Vol au vent
Da Wibo.
Involucro di pasta sfoglia, a forma di piccolo cestino o recipiente, si ottengono ricavando dalla pasta prima una serie di forme, genericamente circolari, più raramente anche romboidali; su metà delle sudette forme, con uno stampo di diametro, o dimensione, leggermente inferiore si ricavano le cornici, da saldare alle precedenti con l'aiuto di tuorlo o albume. Si passa una doratura di uovo/tuorlo sbattuto con acqua o latte, sulla superficie superiore e si infornano a 180° finchè non risultano gonfi e dorati. Nella cucina francese si ha la distinzione fra vol-au-vent, in riferimento a quelli grandi e Bouchées à la reine che si riferiscono a quelli piccoli, individuali, anche se spesso questa denominazione viene più associata ad un determinato ripieno. Pare l'invenzione risalga a Marie-Antoine Carême (Da confermare)
Indice |
Farciture
Calde
Vanno scaldati in forno prima di servire, ancor meglio se precedentemente riempiti con il composto caldo.
- Verdure: come patate, piselli, carote, asparagi, fagiolini, legati da macinato di pollo saltato nel burro e mescolato a qualche cucchiaio di besciamella, sale, pepe, noce moscata oppure legati da una vellutata fatta con la verdura e dadini di prosciutto cotto o arrosto. Eventualmente aggiungere anche tuorlo d'uovo sodo o da cuocere in forno insieme alla sfoglia
- Funghi e pollo: Pollo arrostito da preparazione precedente, besciamella, grana o parmigiano, cotto, champignon trifolati con burro, eventualmente si aggiunge tartufo nero. Si possono anche fare con petto di pollo alla griglia, e/o si può legare la besciamella con un tuorlo o arricchirla con panna. Oppure con una vellutata fatta di brodo di pollo concentrato a cui si aggiunge la carne del pollo sminuzzata, champignon saltati in padella con burro, parmigiano e tartufo.

▶ [CONSEGNA] Riscrivi il testo sui vol au vent da "Vol au vent" fino a "Carême (Da confermare)" compreso, sostituendo "albume" con "chiara d'uovo".

▶ [DATI DI INPUT]
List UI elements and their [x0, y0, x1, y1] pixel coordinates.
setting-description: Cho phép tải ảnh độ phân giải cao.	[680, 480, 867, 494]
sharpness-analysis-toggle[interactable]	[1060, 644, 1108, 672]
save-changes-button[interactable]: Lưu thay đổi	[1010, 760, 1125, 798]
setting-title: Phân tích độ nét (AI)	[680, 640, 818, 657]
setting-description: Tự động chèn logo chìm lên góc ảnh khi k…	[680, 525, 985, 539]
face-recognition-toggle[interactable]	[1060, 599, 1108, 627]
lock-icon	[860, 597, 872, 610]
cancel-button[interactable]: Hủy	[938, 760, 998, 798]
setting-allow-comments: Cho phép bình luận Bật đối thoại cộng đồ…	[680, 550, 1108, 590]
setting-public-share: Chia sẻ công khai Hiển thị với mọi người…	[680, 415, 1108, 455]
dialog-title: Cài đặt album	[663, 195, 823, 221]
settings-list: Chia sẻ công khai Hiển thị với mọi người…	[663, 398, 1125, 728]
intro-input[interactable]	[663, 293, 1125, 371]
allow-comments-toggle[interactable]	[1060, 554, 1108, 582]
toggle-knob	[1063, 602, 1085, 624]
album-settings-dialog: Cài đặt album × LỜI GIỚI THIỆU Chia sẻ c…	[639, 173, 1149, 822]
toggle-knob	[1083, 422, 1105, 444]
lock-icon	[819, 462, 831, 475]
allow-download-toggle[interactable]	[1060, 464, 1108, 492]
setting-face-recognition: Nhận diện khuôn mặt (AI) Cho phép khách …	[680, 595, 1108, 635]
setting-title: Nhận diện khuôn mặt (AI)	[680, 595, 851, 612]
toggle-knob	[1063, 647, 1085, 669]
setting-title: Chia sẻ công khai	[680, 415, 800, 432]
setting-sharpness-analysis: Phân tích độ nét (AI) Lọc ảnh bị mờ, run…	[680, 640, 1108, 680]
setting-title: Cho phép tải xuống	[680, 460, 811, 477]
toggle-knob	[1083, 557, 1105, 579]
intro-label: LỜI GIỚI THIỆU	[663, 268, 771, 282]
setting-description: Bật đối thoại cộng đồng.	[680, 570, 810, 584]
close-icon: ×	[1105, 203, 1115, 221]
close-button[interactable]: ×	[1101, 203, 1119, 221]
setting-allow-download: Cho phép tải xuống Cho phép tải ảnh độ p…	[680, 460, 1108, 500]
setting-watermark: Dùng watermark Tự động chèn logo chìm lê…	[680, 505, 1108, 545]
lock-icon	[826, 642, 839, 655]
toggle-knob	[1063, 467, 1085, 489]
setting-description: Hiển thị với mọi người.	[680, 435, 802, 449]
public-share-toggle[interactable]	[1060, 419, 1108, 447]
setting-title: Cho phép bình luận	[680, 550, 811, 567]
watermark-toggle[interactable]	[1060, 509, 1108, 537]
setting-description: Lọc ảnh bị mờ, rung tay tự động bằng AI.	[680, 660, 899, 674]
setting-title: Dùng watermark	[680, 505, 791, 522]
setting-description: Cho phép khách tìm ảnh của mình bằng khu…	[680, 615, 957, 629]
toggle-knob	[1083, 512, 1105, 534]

▶ [RISPOSTA]
Vol au vent
Da Wibo.
Involucro di pasta sfoglia, a forma di piccolo cestino o recipiente, si ottengono ricavando dalla pasta prima una serie di forme, genericamente circolari, più raramente anche romboidali; su metà delle sudette forme, con uno stampo di diametro, o dimensione, leggermente inferiore si ricavano le cornici, da saldare alle precedenti con l'aiuto di tuorlo o chiara d'uovo. Si passa una doratura di uovo/tuorlo sbattuto con acqua o latte, sulla superficie superiore e si infornano a 180° finchè non risultano gonfi e dorati. Nella cucina francese si ha la distinzione fra vol-au-vent, in riferimento a quelli grandi e Bouchées à la reine che si riferiscono a quelli piccoli, individuali, anche se spesso questa denominazione viene più associata ad un determinato ripieno. Pare l'invenzione risalga a Marie-Antoine Carême (Da confermare)